■ What is required: Copy out every line of the data exactly.

(Rows from a dataset)
+++++
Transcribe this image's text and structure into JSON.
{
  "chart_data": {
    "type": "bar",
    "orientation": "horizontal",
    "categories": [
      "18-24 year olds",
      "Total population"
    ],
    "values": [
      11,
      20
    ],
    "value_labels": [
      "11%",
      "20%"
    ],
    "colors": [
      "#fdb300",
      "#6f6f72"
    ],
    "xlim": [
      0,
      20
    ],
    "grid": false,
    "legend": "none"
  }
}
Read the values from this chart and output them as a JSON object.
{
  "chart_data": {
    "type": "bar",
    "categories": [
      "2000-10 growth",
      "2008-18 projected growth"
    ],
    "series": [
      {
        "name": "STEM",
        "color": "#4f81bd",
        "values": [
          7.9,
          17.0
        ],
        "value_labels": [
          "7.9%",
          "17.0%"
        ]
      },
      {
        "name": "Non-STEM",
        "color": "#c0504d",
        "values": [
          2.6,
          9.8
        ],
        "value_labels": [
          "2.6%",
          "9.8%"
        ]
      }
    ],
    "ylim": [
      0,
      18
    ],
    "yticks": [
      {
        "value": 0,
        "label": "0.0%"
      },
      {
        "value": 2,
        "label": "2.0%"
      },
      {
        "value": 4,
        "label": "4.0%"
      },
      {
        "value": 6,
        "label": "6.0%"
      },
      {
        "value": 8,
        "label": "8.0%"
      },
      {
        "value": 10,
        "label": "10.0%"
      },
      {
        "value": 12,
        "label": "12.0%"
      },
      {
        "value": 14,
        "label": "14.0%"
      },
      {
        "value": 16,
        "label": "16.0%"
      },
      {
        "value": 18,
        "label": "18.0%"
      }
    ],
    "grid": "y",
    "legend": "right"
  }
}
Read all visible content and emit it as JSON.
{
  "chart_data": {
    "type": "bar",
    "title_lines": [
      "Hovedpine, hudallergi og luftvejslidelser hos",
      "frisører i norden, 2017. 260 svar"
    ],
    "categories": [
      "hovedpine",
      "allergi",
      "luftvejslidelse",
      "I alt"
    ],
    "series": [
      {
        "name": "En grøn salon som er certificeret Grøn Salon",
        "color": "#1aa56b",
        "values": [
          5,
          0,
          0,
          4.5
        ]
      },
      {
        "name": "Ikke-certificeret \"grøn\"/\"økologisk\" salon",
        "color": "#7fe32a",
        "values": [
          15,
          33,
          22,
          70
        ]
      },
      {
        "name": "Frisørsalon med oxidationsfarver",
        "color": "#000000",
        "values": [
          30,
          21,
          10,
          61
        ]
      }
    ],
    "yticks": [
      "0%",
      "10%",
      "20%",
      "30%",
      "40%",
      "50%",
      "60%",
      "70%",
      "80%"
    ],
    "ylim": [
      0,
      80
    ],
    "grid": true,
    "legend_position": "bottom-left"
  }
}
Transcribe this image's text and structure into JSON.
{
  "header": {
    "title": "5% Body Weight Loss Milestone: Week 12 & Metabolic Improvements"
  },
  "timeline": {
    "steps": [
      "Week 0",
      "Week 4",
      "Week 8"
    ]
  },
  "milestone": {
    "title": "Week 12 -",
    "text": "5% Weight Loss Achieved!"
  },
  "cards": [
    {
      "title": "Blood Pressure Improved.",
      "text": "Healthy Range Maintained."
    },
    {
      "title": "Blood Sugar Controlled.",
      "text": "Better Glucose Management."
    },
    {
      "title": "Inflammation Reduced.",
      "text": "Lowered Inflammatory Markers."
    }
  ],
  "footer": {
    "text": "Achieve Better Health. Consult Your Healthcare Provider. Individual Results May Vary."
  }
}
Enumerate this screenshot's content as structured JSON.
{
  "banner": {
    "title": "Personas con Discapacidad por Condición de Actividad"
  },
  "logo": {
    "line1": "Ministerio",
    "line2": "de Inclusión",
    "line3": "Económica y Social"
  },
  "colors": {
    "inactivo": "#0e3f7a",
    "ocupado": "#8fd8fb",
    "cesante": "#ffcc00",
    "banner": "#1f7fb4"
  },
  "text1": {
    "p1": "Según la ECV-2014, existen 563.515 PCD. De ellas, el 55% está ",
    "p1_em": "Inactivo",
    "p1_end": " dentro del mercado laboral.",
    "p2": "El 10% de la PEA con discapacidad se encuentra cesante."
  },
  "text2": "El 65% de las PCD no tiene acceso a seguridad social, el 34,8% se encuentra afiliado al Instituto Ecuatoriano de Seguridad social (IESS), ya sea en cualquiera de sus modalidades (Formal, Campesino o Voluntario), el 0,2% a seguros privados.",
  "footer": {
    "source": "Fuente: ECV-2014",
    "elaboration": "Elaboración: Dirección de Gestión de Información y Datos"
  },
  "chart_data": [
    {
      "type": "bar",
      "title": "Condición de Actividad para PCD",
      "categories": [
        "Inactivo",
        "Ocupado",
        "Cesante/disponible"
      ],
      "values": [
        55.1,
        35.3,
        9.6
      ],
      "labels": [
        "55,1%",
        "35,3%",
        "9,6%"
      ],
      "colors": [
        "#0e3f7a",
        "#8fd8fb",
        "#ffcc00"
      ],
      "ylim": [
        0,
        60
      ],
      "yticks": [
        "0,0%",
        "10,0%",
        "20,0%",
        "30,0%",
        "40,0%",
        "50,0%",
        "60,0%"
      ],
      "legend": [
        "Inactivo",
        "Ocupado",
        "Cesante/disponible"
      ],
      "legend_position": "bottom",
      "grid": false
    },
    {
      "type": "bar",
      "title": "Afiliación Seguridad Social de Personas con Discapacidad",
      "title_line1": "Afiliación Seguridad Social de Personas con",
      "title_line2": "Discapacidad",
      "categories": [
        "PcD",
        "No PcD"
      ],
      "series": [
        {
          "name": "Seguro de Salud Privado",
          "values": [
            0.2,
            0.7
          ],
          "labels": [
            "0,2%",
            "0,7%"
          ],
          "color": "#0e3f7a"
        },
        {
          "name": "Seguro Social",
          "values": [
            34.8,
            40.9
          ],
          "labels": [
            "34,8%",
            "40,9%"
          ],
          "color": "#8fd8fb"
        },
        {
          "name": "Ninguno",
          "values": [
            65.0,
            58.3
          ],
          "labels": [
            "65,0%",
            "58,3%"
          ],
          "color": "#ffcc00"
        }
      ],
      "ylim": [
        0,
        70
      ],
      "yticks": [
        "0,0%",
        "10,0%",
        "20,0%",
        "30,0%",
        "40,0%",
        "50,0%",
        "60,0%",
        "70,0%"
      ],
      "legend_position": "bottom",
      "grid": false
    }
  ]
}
+++++
■ Task output:
Transcribe this image's text and structure into JSON.
{
  "chart_data": {
    "type": "bar",
    "orientation": "horizontal",
    "categories": [
      "18-24 year olds",
      "Total population"
    ],
    "values": [
      11,
      20
    ],
    "value_labels": [
      "11%",
      "20%"
    ],
    "colors": [
      "#fdb300",
      "#6f6f72"
    ],
    "xlim": [
      0,
      20
    ],
    "grid": false,
    "legend": "none"
  }
}
Read the values from this chart and output them as a JSON object.
{
  "chart_data": {
    "type": "bar",
    "categories": [
      "2000-10 growth",
      "2008-18 projected growth"
    ],
    "series": [
      {
        "name": "STEM",
        "color": "#4f81bd",
        "values": [
          7.9,
          17.0
        ],
        "value_labels": [
          "7.9%",
          "17.0%"
        ]
      },
      {
        "name": "Non-STEM",
        "color": "#c0504d",
        "values": [
          2.6,
          9.8
        ],
        "value_labels": [
          "2.6%",
          "9.8%"
        ]
      }
    ],
    "ylim": [
      0,
      18
    ],
    "yticks": [
      {
        "value": 0,
        "label": "0.0%"
      },
      {
        "value": 2,
        "label": "2.0%"
      },
      {
        "value": 4,
        "label": "4.0%"
      },
      {
        "value": 6,
        "label": "6.0%"
      },
      {
        "value": 8,
        "label": "8.0%"
      },
      {
        "value": 10,
        "label": "10.0%"
      },
      {
        "value": 12,
        "label": "12.0%"
      },
      {
        "value": 14,
        "label": "14.0%"
      },
      {
        "value": 16,
        "label": "16.0%"
      },
      {
        "value": 18,
        "label": "18.0%"
      }
    ],
    "grid": "y",
    "legend": "right"
  }
}
Read all visible content and emit it as JSON.
{
  "chart_data": {
    "type": "bar",
    "title_lines": [
      "Hovedpine, hudallergi og luftvejslidelser hos",
      "frisører i norden, 2017. 260 svar"
    ],
    "categories": [
      "hovedpine",
      "allergi",
      "luftvejslidelse",
      "I alt"
    ],
    "series": [
      {
        "name": "En grøn salon som er certificeret Grøn Salon",
        "color": "#1aa56b",
        "values": [
          5,
          0,
          0,
          4.5
        ]
      },
      {
        "name": "Ikke-certificeret \"grøn\"/\"økologisk\" salon",
        "color": "#7fe32a",
        "values": [
          15,
          33,
          22,
          70
        ]
      },
      {
        "name": "Frisørsalon med oxidationsfarver",
        "color": "#000000",
        "values": [
          30,
          21,
          10,
          61
        ]
      }
    ],
    "yticks": [
      "0%",
      "10%",
      "20%",
      "30%",
      "40%",
      "50%",
      "60%",
      "70%",
      "80%"
    ],
    "ylim": [
      0,
      80
    ],
    "grid": true,
    "legend_position": "bottom-left"
  }
}
Transcribe this image's text and structure into JSON.
{
  "header": {
    "title": "5% Body Weight Loss Milestone: Week 12 & Metabolic Improvements"
  },
  "timeline": {
    "steps": [
      "Week 0",
      "Week 4",
      "Week 8"
    ]
  },
  "milestone": {
    "title": "Week 12 -",
    "text": "5% Weight Loss Achieved!"
  },
  "cards": [
    {
      "title": "Blood Pressure Improved.",
      "text": "Healthy Range Maintained."
    },
    {
      "title": "Blood Sugar Controlled.",
      "text": "Better Glucose Management."
    },
    {
      "title": "Inflammation Reduced.",
      "text": "Lowered Inflammatory Markers."
    }
  ],
  "footer": {
    "text": "Achieve Better Health. Consult Your Healthcare Provider. Individual Results May Vary."
  }
}
Enumerate this screenshot's content as structured JSON.
{
  "banner": {
    "title": "Personas con Discapacidad por Condición de Actividad"
  },
  "logo": {
    "line1": "Ministerio",
    "line2": "de Inclusión",
    "line3": "Económica y Social"
  },
  "colors": {
    "inactivo": "#0e3f7a",
    "ocupado": "#8fd8fb",
    "cesante": "#ffcc00",
    "banner": "#1f7fb4"
  },
  "text1": {
    "p1": "Según la ECV-2014, existen 563.515 PCD. De ellas, el 55% está ",
    "p1_em": "Inactivo",
    "p1_end": " dentro del mercado laboral.",
    "p2": "El 10% de la PEA con discapacidad se encuentra cesante."
  },
  "text2": "El 65% de las PCD no tiene acceso a seguridad social, el 34,8% se encuentra afiliado al Instituto Ecuatoriano de Seguridad social (IESS), ya sea en cualquiera de sus modalidades (Formal, Campesino o Voluntario), el 0,2% a seguros privados.",
  "footer": {
    "source": "Fuente: ECV-2014",
    "elaboration": "Elaboración: Dirección de Gestión de Información y Datos"
  },
  "chart_data": [
    {
      "type": "bar",
      "title": "Condición de Actividad para PCD",
      "categories": [
        "Inactivo",
        "Ocupado",
        "Cesante/disponible"
      ],
      "values": [
        55.1,
        35.3,
        9.6
      ],
      "labels": [
        "55,1%",
        "35,3%",
        "9,6%"
      ],
      "colors": [
        "#0e3f7a",
        "#8fd8fb",
        "#ffcc00"
      ],
      "ylim": [
        0,
        60
      ],
      "yticks": [
        "0,0%",
        "10,0%",
        "20,0%",
        "30,0%",
        "40,0%",
        "50,0%",
        "60,0%"
      ],
      "legend": [
        "Inactivo",
        "Ocupado",
        "Cesante/disponible"
      ],
      "legend_position": "bottom",
      "grid": false
    },
    {
      "type": "bar",
      "title": "Afiliación Seguridad Social de Personas con Discapacidad",
      "title_line1": "Afiliación Seguridad Social de Personas con",
      "title_line2": "Discapacidad",
      "categories": [
        "PcD",
        "No PcD"
      ],
      "series": [
        {
          "name": "Seguro de Salud Privado",
          "values": [
            0.2,
            0.7
          ],
          "labels": [
            "0,2%",
            "0,7%"
          ],
          "color": "#0e3f7a"
        },
        {
          "name": "Seguro Social",
          "values": [
            34.8,
            40.9
          ],
          "labels": [
            "34,8%",
            "40,9%"
          ],
          "color": "#8fd8fb"
        },
        {
          "name": "Ninguno",
          "values": [
            65.0,
            58.3
          ],
          "labels": [
            "65,0%",
            "58,3%"
          ],
          "color": "#ffcc00"
        }
      ],
      "ylim": [
        0,
        70
      ],
      "yticks": [
        "0,0%",
        "10,0%",
        "20,0%",
        "30,0%",
        "40,0%",
        "50,0%",
        "60,0%",
        "70,0%"
      ],
      "legend_position": "bottom",
      "grid": false
    }
  ]
}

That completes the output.